--- start of RECORDS SHOWN ---

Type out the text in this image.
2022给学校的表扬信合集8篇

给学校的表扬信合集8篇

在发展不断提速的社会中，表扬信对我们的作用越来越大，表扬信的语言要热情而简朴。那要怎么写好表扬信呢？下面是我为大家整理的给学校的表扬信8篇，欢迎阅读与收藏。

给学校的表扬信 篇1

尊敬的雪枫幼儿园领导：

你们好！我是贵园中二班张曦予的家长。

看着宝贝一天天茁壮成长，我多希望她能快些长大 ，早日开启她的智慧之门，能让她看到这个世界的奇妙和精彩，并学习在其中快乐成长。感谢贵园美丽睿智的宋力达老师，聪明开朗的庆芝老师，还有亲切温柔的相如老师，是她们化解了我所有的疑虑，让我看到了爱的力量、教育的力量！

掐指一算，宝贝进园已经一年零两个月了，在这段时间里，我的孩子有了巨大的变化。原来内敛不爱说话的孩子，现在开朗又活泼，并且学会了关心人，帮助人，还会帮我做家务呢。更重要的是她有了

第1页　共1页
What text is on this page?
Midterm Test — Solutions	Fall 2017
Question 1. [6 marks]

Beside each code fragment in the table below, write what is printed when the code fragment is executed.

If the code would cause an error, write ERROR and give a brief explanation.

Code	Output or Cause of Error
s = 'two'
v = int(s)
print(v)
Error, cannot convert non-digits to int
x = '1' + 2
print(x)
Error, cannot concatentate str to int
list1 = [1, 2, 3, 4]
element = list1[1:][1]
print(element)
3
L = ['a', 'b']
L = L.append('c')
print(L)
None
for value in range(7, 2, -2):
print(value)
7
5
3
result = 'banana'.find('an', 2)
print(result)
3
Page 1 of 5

--- end of RECORDS SHOWN ---

> AIM OF THE TASK:
Locate the word "result" in the records and collect each line it appears in.

> TASK SOLUTION:
result = 'banana'.find('an', 2)
print(result)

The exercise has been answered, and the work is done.